*DATASET RECORDS*:
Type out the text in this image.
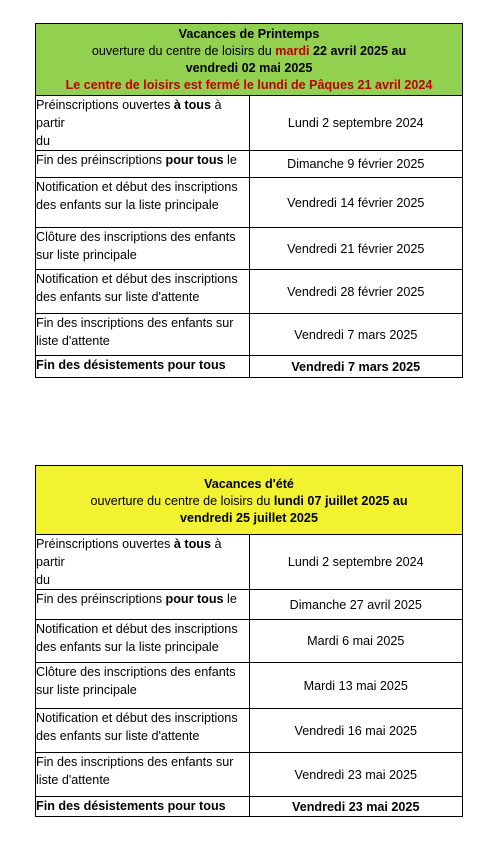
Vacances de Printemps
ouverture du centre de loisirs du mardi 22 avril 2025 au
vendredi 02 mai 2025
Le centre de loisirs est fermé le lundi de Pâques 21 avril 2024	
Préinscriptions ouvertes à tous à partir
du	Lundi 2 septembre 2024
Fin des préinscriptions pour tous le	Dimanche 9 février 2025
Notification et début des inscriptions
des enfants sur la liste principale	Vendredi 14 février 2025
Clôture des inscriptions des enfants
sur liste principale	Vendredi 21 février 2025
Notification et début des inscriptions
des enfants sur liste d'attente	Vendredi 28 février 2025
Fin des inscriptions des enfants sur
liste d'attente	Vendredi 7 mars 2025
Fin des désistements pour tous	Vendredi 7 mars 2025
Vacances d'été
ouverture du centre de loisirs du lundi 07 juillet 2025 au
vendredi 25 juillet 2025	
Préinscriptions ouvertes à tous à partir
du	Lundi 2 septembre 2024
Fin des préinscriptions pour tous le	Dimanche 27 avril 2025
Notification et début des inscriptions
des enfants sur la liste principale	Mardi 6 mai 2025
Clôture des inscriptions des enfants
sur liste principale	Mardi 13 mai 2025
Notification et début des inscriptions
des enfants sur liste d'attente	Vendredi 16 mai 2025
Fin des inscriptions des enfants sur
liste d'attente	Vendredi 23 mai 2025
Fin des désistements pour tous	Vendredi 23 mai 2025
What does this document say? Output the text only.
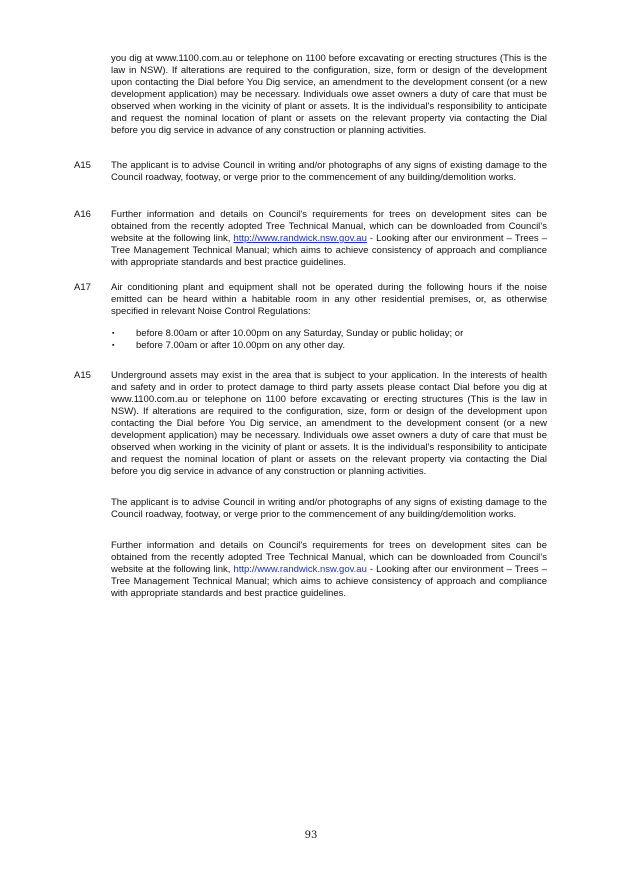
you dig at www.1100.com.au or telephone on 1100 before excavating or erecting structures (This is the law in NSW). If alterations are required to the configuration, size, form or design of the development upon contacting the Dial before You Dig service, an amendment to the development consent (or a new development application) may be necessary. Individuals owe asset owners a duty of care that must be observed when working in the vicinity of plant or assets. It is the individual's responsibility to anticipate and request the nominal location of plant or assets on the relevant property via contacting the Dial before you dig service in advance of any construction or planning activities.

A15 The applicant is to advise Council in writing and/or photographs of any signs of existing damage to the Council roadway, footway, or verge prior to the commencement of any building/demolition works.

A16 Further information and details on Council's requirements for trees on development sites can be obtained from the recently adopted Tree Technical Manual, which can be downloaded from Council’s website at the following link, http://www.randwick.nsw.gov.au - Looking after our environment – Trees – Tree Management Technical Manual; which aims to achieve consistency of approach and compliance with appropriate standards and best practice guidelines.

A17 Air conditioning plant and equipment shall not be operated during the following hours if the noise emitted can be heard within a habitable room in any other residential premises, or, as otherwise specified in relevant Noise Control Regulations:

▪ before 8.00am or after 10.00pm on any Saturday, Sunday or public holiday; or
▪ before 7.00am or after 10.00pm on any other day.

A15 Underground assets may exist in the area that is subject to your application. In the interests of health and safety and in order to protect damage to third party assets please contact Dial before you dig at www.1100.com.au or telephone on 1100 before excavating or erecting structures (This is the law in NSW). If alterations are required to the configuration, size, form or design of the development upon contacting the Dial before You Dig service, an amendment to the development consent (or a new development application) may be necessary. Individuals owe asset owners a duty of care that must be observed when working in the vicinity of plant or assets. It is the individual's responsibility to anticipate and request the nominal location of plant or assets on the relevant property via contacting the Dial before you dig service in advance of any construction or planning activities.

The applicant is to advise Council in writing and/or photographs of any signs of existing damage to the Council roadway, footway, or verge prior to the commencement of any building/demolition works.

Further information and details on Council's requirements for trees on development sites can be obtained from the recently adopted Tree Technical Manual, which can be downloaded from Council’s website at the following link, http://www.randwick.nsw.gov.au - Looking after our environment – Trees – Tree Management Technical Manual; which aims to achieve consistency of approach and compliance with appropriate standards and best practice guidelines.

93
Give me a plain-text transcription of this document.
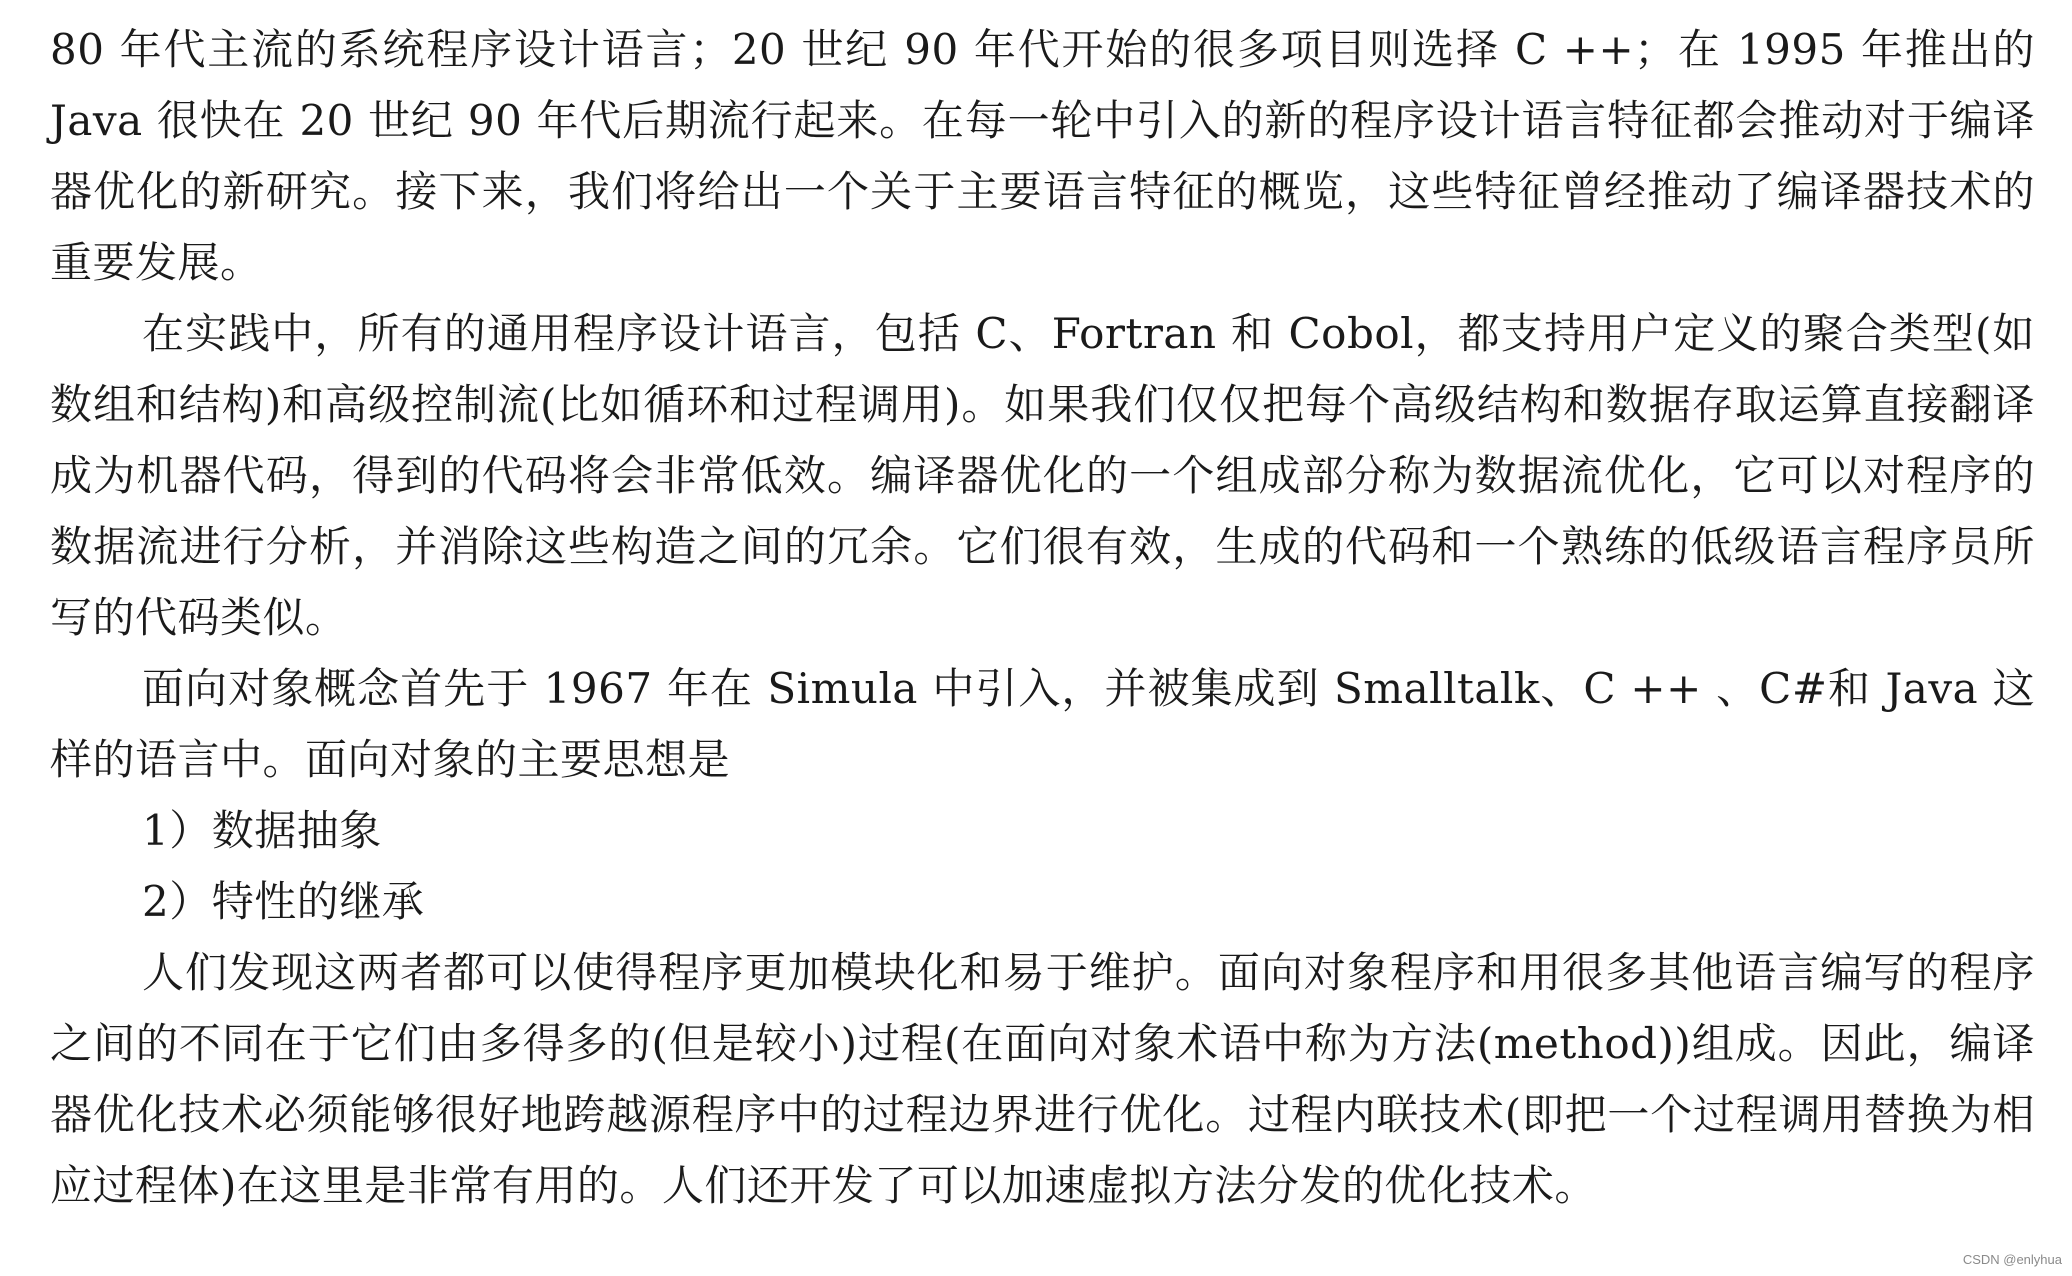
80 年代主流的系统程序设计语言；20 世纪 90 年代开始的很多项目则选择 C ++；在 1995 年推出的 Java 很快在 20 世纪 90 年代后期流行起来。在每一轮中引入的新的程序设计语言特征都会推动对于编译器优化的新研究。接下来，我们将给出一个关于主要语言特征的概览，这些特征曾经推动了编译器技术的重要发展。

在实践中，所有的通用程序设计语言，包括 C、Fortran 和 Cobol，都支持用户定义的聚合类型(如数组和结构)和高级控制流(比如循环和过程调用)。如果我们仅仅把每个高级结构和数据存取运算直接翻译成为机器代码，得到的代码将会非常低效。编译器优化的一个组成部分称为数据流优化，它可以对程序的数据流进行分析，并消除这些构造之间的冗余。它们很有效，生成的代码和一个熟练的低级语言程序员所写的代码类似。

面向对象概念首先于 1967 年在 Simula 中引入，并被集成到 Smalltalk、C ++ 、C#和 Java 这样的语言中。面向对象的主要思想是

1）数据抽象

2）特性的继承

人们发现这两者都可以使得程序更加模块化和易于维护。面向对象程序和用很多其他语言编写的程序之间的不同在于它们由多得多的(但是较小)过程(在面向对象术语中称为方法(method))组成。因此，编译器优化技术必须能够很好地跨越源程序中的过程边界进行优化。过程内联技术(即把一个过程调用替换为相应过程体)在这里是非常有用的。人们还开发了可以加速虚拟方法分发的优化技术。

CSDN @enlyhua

*STATED TASK*: Exactly the lines from the one with "Give me a plain-text" through the end of the listing above are to be repeated, with no pictures.

*RESULT FOR THIS EXERCISE*:
Give me a plain-text transcription of this document.
80 年代主流的系统程序设计语言；20 世纪 90 年代开始的很多项目则选择 C ++；在 1995 年推出的 Java 很快在 20 世纪 90 年代后期流行起来。在每一轮中引入的新的程序设计语言特征都会推动对于编译器优化的新研究。接下来，我们将给出一个关于主要语言特征的概览，这些特征曾经推动了编译器技术的重要发展。

在实践中，所有的通用程序设计语言，包括 C、Fortran 和 Cobol，都支持用户定义的聚合类型(如数组和结构)和高级控制流(比如循环和过程调用)。如果我们仅仅把每个高级结构和数据存取运算直接翻译成为机器代码，得到的代码将会非常低效。编译器优化的一个组成部分称为数据流优化，它可以对程序的数据流进行分析，并消除这些构造之间的冗余。它们很有效，生成的代码和一个熟练的低级语言程序员所写的代码类似。

面向对象概念首先于 1967 年在 Simula 中引入，并被集成到 Smalltalk、C ++ 、C#和 Java 这样的语言中。面向对象的主要思想是

1）数据抽象

2）特性的继承

人们发现这两者都可以使得程序更加模块化和易于维护。面向对象程序和用很多其他语言编写的程序之间的不同在于它们由多得多的(但是较小)过程(在面向对象术语中称为方法(method))组成。因此，编译器优化技术必须能够很好地跨越源程序中的过程边界进行优化。过程内联技术(即把一个过程调用替换为相应过程体)在这里是非常有用的。人们还开发了可以加速虚拟方法分发的优化技术。

CSDN @enlyhua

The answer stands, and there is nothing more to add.